▸ **Stated task**
Return the data exactly, with all pictures removed.

begin Material for this exercise

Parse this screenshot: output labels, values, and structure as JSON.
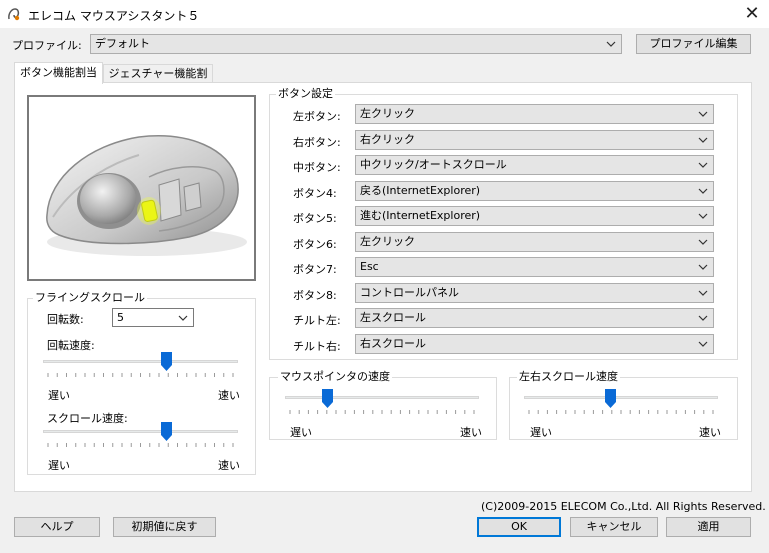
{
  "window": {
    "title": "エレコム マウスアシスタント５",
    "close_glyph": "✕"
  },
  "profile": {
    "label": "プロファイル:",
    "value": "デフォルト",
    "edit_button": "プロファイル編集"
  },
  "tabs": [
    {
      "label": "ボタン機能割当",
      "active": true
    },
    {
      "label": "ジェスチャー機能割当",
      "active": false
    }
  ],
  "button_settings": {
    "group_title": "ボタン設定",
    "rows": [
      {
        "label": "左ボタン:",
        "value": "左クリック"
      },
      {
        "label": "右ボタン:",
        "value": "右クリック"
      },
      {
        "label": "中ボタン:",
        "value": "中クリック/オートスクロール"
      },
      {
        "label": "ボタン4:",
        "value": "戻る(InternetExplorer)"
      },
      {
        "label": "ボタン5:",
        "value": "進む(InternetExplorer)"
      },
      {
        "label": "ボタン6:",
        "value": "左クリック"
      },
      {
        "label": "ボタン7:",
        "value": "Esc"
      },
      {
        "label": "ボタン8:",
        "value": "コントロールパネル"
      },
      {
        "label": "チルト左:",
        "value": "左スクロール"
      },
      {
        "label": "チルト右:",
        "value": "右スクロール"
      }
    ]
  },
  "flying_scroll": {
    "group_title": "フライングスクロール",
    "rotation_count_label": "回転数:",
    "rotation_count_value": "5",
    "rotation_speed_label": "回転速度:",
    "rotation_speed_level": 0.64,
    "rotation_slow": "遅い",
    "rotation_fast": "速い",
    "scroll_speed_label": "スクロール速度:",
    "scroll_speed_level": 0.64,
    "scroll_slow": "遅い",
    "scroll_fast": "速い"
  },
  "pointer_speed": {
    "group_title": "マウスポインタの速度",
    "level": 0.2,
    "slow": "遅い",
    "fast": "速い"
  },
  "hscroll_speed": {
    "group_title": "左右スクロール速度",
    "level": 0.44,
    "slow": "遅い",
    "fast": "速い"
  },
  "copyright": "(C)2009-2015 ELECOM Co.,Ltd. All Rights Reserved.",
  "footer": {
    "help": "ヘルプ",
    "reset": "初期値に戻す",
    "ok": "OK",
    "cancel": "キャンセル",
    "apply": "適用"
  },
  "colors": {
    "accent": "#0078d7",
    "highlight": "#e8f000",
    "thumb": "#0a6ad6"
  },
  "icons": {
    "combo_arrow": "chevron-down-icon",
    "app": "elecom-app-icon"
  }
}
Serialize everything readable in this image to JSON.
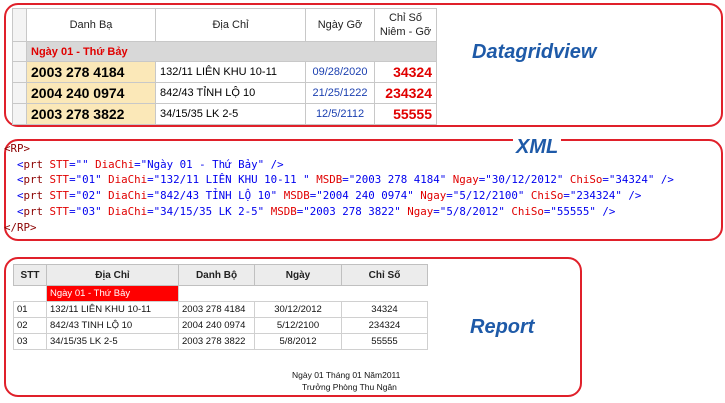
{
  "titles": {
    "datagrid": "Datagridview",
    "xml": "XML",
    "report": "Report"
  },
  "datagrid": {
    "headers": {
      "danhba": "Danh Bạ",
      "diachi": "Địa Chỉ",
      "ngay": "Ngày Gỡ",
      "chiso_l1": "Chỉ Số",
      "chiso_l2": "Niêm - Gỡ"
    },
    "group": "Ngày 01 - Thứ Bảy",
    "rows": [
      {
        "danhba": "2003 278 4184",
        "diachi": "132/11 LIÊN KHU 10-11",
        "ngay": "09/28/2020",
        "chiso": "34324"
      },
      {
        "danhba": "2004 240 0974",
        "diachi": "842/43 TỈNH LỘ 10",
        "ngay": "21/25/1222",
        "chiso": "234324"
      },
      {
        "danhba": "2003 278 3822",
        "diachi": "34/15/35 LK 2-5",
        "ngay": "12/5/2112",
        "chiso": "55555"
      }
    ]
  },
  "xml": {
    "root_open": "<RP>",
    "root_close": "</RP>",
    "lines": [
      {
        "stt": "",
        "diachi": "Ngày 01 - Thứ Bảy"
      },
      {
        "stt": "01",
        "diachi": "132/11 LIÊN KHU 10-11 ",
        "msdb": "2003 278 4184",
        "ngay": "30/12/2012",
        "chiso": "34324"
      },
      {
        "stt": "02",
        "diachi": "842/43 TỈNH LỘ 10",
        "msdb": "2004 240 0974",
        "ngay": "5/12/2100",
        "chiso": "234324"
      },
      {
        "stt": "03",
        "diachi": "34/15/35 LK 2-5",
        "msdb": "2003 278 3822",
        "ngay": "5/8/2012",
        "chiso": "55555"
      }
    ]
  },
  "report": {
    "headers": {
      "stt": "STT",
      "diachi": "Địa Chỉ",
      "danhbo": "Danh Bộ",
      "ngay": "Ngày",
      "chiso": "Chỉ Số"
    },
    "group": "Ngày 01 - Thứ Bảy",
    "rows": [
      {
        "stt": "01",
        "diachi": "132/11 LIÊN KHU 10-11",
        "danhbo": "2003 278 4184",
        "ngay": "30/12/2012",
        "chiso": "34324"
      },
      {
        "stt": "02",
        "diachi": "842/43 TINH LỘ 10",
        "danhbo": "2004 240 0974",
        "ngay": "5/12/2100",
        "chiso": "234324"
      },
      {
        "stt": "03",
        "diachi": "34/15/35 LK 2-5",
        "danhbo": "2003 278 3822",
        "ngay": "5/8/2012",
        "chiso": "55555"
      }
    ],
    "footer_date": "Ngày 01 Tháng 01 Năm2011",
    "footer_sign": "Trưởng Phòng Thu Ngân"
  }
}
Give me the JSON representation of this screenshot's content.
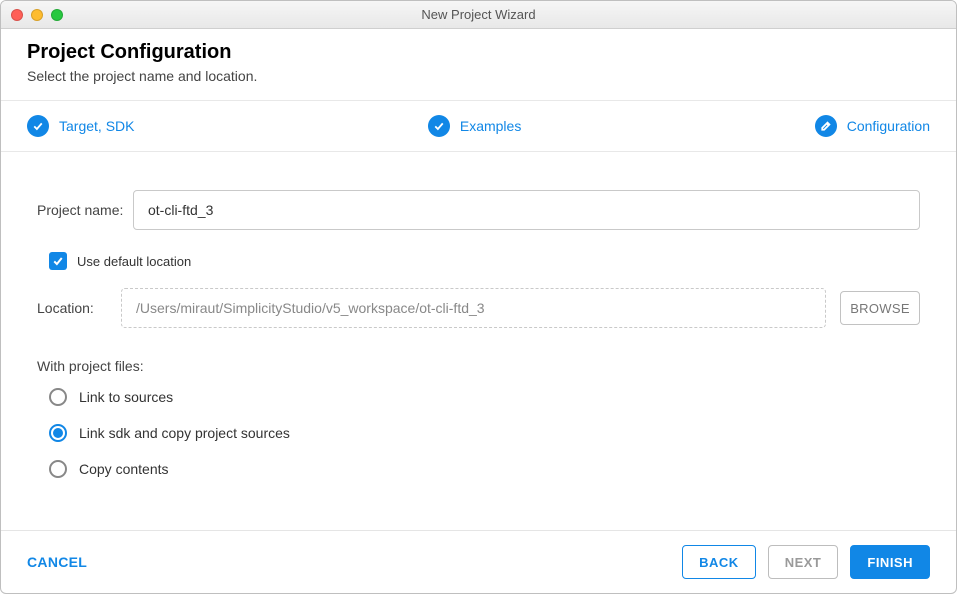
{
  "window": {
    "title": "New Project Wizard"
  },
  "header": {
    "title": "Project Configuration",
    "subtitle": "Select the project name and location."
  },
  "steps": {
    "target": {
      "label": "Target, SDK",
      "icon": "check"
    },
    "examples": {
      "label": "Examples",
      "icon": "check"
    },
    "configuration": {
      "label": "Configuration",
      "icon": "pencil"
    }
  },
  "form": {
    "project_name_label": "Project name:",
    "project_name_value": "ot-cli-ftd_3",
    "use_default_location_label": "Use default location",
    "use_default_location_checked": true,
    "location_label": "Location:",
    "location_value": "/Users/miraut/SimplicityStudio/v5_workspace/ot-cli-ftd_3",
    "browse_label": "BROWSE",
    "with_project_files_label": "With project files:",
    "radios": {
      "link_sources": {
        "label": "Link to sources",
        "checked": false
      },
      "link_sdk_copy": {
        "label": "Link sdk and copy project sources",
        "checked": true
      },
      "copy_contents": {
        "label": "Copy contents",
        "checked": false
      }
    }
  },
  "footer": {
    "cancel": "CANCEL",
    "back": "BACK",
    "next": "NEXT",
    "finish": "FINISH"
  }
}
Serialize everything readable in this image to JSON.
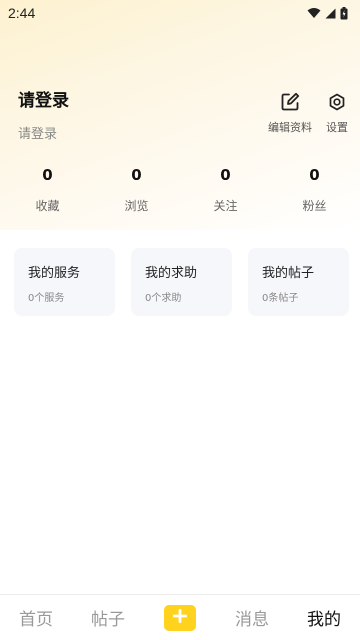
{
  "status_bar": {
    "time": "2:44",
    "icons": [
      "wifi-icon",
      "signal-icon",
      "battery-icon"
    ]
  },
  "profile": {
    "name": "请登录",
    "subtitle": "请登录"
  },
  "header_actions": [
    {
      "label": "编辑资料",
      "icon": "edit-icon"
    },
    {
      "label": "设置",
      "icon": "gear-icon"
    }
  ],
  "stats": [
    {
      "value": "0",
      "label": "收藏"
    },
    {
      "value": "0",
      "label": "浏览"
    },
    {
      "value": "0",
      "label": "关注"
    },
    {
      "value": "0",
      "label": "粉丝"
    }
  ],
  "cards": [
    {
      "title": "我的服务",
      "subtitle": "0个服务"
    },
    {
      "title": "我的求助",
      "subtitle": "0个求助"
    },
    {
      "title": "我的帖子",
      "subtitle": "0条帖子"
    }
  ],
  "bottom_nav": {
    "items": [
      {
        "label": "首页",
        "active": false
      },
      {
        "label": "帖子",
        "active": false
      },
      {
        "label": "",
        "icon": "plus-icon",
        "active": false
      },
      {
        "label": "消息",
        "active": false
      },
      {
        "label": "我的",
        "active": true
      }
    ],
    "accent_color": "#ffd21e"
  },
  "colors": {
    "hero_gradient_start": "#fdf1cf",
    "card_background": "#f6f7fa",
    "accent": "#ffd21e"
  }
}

end Material for this exercise

▸ **Exercise response**
Parse this screenshot: output labels, values, and structure as JSON.
{
  "window": {
    "title": "エレコム マウスアシスタント５",
    "close_glyph": "✕"
  },
  "profile": {
    "label": "プロファイル:",
    "value": "デフォルト",
    "edit_button": "プロファイル編集"
  },
  "tabs": [
    {
      "label": "ボタン機能割当",
      "active": true
    },
    {
      "label": "ジェスチャー機能割当",
      "active": false
    }
  ],
  "button_settings": {
    "group_title": "ボタン設定",
    "rows": [
      {
        "label": "左ボタン:",
        "value": "左クリック"
      },
      {
        "label": "右ボタン:",
        "value": "右クリック"
      },
      {
        "label": "中ボタン:",
        "value": "中クリック/オートスクロール"
      },
      {
        "label": "ボタン4:",
        "value": "戻る(InternetExplorer)"
      },
      {
        "label": "ボタン5:",
        "value": "進む(InternetExplorer)"
      },
      {
        "label": "ボタン6:",
        "value": "左クリック"
      },
      {
        "label": "ボタン7:",
        "value": "Esc"
      },
      {
        "label": "ボタン8:",
        "value": "コントロールパネル"
      },
      {
        "label": "チルト左:",
        "value": "左スクロール"
      },
      {
        "label": "チルト右:",
        "value": "右スクロール"
      }
    ]
  },
  "flying_scroll": {
    "group_title": "フライングスクロール",
    "rotation_count_label": "回転数:",
    "rotation_count_value": "5",
    "rotation_speed_label": "回転速度:",
    "rotation_speed_level": 0.64,
    "rotation_slow": "遅い",
    "rotation_fast": "速い",
    "scroll_speed_label": "スクロール速度:",
    "scroll_speed_level": 0.64,
    "scroll_slow": "遅い",
    "scroll_fast": "速い"
  },
  "pointer_speed": {
    "group_title": "マウスポインタの速度",
    "level": 0.2,
    "slow": "遅い",
    "fast": "速い"
  },
  "hscroll_speed": {
    "group_title": "左右スクロール速度",
    "level": 0.44,
    "slow": "遅い",
    "fast": "速い"
  },
  "copyright": "(C)2009-2015 ELECOM Co.,Ltd. All Rights Reserved.",
  "footer": {
    "help": "ヘルプ",
    "reset": "初期値に戻す",
    "ok": "OK",
    "cancel": "キャンセル",
    "apply": "適用"
  },
  "colors": {
    "accent": "#0078d7",
    "highlight": "#e8f000",
    "thumb": "#0a6ad6"
  },
  "icons": {
    "combo_arrow": "chevron-down-icon",
    "app": "elecom-app-icon"
  }
}
Serialize everything readable in this image to JSON.
{
  "titles": {
    "datagrid": "Datagridview",
    "xml": "XML",
    "report": "Report"
  },
  "datagrid": {
    "headers": {
      "danhba": "Danh Bạ",
      "diachi": "Địa Chỉ",
      "ngay": "Ngày Gỡ",
      "chiso_l1": "Chỉ Số",
      "chiso_l2": "Niêm - Gỡ"
    },
    "group": "Ngày 01 - Thứ Bảy",
    "rows": [
      {
        "danhba": "2003 278 4184",
        "diachi": "132/11 LIÊN KHU 10-11",
        "ngay": "09/28/2020",
        "chiso": "34324"
      },
      {
        "danhba": "2004 240 0974",
        "diachi": "842/43 TỈNH LỘ 10",
        "ngay": "21/25/1222",
        "chiso": "234324"
      },
      {
        "danhba": "2003 278 3822",
        "diachi": "34/15/35 LK 2-5",
        "ngay": "12/5/2112",
        "chiso": "55555"
      }
    ]
  },
  "xml": {
    "root_open": "<RP>",
    "root_close": "</RP>",
    "lines": [
      {
        "stt": "",
        "diachi": "Ngày 01 - Thứ Bảy"
      },
      {
        "stt": "01",
        "diachi": "132/11 LIÊN KHU 10-11 ",
        "msdb": "2003 278 4184",
        "ngay": "30/12/2012",
        "chiso": "34324"
      },
      {
        "stt": "02",
        "diachi": "842/43 TỈNH LỘ 10",
        "msdb": "2004 240 0974",
        "ngay": "5/12/2100",
        "chiso": "234324"
      },
      {
        "stt": "03",
        "diachi": "34/15/35 LK 2-5",
        "msdb": "2003 278 3822",
        "ngay": "5/8/2012",
        "chiso": "55555"
      }
    ]
  },
  "report": {
    "headers": {
      "stt": "STT",
      "diachi": "Địa Chỉ",
      "danhbo": "Danh Bộ",
      "ngay": "Ngày",
      "chiso": "Chỉ Số"
    },
    "group": "Ngày 01 - Thứ Bảy",
    "rows": [
      {
        "stt": "01",
        "diachi": "132/11 LIÊN KHU 10-11",
        "danhbo": "2003 278 4184",
        "ngay": "30/12/2012",
        "chiso": "34324"
      },
      {
        "stt": "02",
        "diachi": "842/43 TINH LỘ 10",
        "danhbo": "2004 240 0974",
        "ngay": "5/12/2100",
        "chiso": "234324"
      },
      {
        "stt": "03",
        "diachi": "34/15/35 LK 2-5",
        "danhbo": "2003 278 3822",
        "ngay": "5/8/2012",
        "chiso": "55555"
      }
    ],
    "footer_date": "Ngày 01 Tháng 01 Năm2011",
    "footer_sign": "Trưởng Phòng Thu Ngân"
  }
}
Give me the JSON representation of this screenshot's content.
{
  "window": {
    "title": "New Project Wizard"
  },
  "header": {
    "title": "Project Configuration",
    "subtitle": "Select the project name and location."
  },
  "steps": {
    "target": {
      "label": "Target, SDK",
      "icon": "check"
    },
    "examples": {
      "label": "Examples",
      "icon": "check"
    },
    "configuration": {
      "label": "Configuration",
      "icon": "pencil"
    }
  },
  "form": {
    "project_name_label": "Project name:",
    "project_name_value": "ot-cli-ftd_3",
    "use_default_location_label": "Use default location",
    "use_default_location_checked": true,
    "location_label": "Location:",
    "location_value": "/Users/miraut/SimplicityStudio/v5_workspace/ot-cli-ftd_3",
    "browse_label": "BROWSE",
    "with_project_files_label": "With project files:",
    "radios": {
      "link_sources": {
        "label": "Link to sources",
        "checked": false
      },
      "link_sdk_copy": {
        "label": "Link sdk and copy project sources",
        "checked": true
      },
      "copy_contents": {
        "label": "Copy contents",
        "checked": false
      }
    }
  },
  "footer": {
    "cancel": "CANCEL",
    "back": "BACK",
    "next": "NEXT",
    "finish": "FINISH"
  }
}
Serialize everything readable in this image to JSON.
{
  "status_bar": {
    "time": "2:44",
    "icons": [
      "wifi-icon",
      "signal-icon",
      "battery-icon"
    ]
  },
  "profile": {
    "name": "请登录",
    "subtitle": "请登录"
  },
  "header_actions": [
    {
      "label": "编辑资料",
      "icon": "edit-icon"
    },
    {
      "label": "设置",
      "icon": "gear-icon"
    }
  ],
  "stats": [
    {
      "value": "0",
      "label": "收藏"
    },
    {
      "value": "0",
      "label": "浏览"
    },
    {
      "value": "0",
      "label": "关注"
    },
    {
      "value": "0",
      "label": "粉丝"
    }
  ],
  "cards": [
    {
      "title": "我的服务",
      "subtitle": "0个服务"
    },
    {
      "title": "我的求助",
      "subtitle": "0个求助"
    },
    {
      "title": "我的帖子",
      "subtitle": "0条帖子"
    }
  ],
  "bottom_nav": {
    "items": [
      {
        "label": "首页",
        "active": false
      },
      {
        "label": "帖子",
        "active": false
      },
      {
        "label": "",
        "icon": "plus-icon",
        "active": false
      },
      {
        "label": "消息",
        "active": false
      },
      {
        "label": "我的",
        "active": true
      }
    ],
    "accent_color": "#ffd21e"
  },
  "colors": {
    "hero_gradient_start": "#fdf1cf",
    "card_background": "#f6f7fa",
    "accent": "#ffd21e"
  }
}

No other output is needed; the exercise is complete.